## Given exercise
Copy each line of the entries beneath that contains the word "download".

## Information given

%%

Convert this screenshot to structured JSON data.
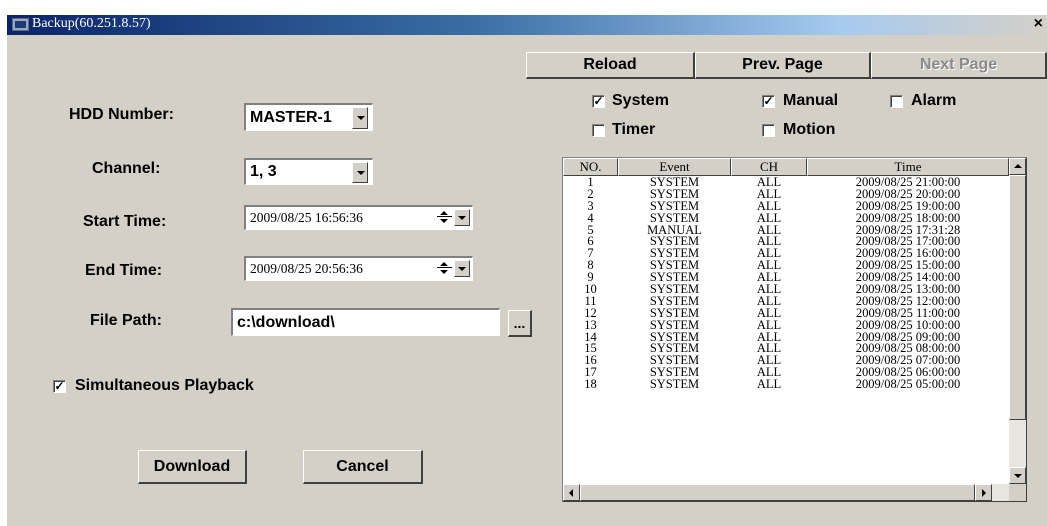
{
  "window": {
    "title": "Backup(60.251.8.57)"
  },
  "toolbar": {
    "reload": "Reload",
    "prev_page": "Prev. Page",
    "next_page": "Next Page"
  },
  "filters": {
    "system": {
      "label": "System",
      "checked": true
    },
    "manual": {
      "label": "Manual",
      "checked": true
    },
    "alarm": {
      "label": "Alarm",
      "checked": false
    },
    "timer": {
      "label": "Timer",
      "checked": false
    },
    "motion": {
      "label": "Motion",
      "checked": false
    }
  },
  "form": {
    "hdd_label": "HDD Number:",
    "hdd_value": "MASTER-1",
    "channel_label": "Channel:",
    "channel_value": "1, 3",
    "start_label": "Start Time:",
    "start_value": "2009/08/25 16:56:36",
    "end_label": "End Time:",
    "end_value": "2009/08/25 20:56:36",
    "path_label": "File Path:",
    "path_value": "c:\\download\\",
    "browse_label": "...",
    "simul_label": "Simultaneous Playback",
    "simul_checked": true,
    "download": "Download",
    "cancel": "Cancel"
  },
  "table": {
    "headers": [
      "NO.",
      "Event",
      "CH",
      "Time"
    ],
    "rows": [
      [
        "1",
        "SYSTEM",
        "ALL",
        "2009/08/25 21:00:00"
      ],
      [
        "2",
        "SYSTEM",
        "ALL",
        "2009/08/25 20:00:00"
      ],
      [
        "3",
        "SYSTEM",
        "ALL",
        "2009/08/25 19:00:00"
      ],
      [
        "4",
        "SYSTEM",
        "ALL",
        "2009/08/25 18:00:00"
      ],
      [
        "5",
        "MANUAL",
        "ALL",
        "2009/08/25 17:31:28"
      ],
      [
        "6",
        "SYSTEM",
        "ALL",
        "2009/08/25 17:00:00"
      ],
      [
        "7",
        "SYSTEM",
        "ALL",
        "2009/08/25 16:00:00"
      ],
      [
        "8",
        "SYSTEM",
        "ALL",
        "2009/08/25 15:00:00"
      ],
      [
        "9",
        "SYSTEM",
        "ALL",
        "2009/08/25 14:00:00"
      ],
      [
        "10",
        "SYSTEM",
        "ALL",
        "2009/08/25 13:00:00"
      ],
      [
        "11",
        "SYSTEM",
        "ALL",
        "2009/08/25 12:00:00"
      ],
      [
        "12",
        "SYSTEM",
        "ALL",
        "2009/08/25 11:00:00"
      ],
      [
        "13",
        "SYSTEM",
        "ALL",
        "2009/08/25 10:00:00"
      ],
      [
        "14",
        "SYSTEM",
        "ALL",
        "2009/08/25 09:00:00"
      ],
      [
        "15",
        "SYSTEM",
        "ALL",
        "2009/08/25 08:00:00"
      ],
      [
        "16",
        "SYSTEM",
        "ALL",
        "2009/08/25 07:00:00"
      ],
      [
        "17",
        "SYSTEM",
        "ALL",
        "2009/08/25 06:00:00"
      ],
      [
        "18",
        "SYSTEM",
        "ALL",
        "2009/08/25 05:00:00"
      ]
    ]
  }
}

%%
%%

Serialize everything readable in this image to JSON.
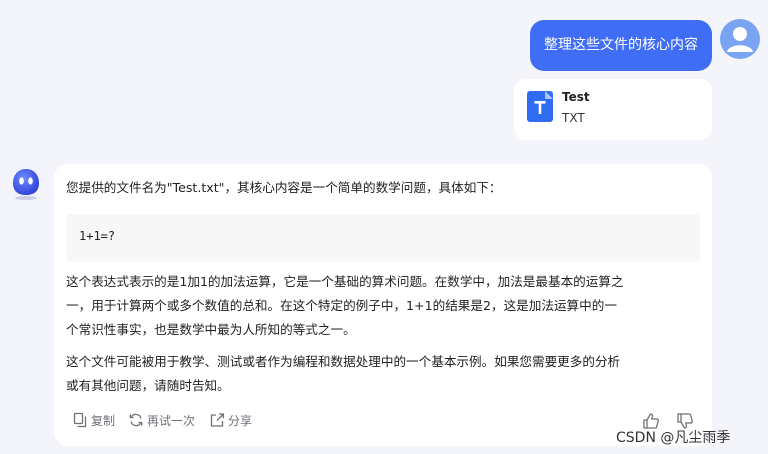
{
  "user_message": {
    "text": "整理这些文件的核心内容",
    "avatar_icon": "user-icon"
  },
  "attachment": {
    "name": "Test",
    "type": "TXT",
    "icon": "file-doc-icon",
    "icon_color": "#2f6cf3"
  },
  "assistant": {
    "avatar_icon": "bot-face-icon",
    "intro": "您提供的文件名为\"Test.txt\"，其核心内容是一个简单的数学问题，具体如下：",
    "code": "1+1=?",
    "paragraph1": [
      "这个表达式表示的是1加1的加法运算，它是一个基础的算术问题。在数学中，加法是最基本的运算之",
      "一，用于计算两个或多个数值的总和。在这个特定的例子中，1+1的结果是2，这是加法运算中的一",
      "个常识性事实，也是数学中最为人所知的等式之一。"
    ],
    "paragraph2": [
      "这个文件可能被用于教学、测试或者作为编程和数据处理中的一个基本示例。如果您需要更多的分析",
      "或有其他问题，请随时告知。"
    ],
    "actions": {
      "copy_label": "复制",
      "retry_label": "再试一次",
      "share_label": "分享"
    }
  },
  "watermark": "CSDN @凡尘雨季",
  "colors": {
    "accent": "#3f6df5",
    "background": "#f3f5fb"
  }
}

%%

## Complete answer
    "path_value": "c:\\download\\",
    "download": "Download",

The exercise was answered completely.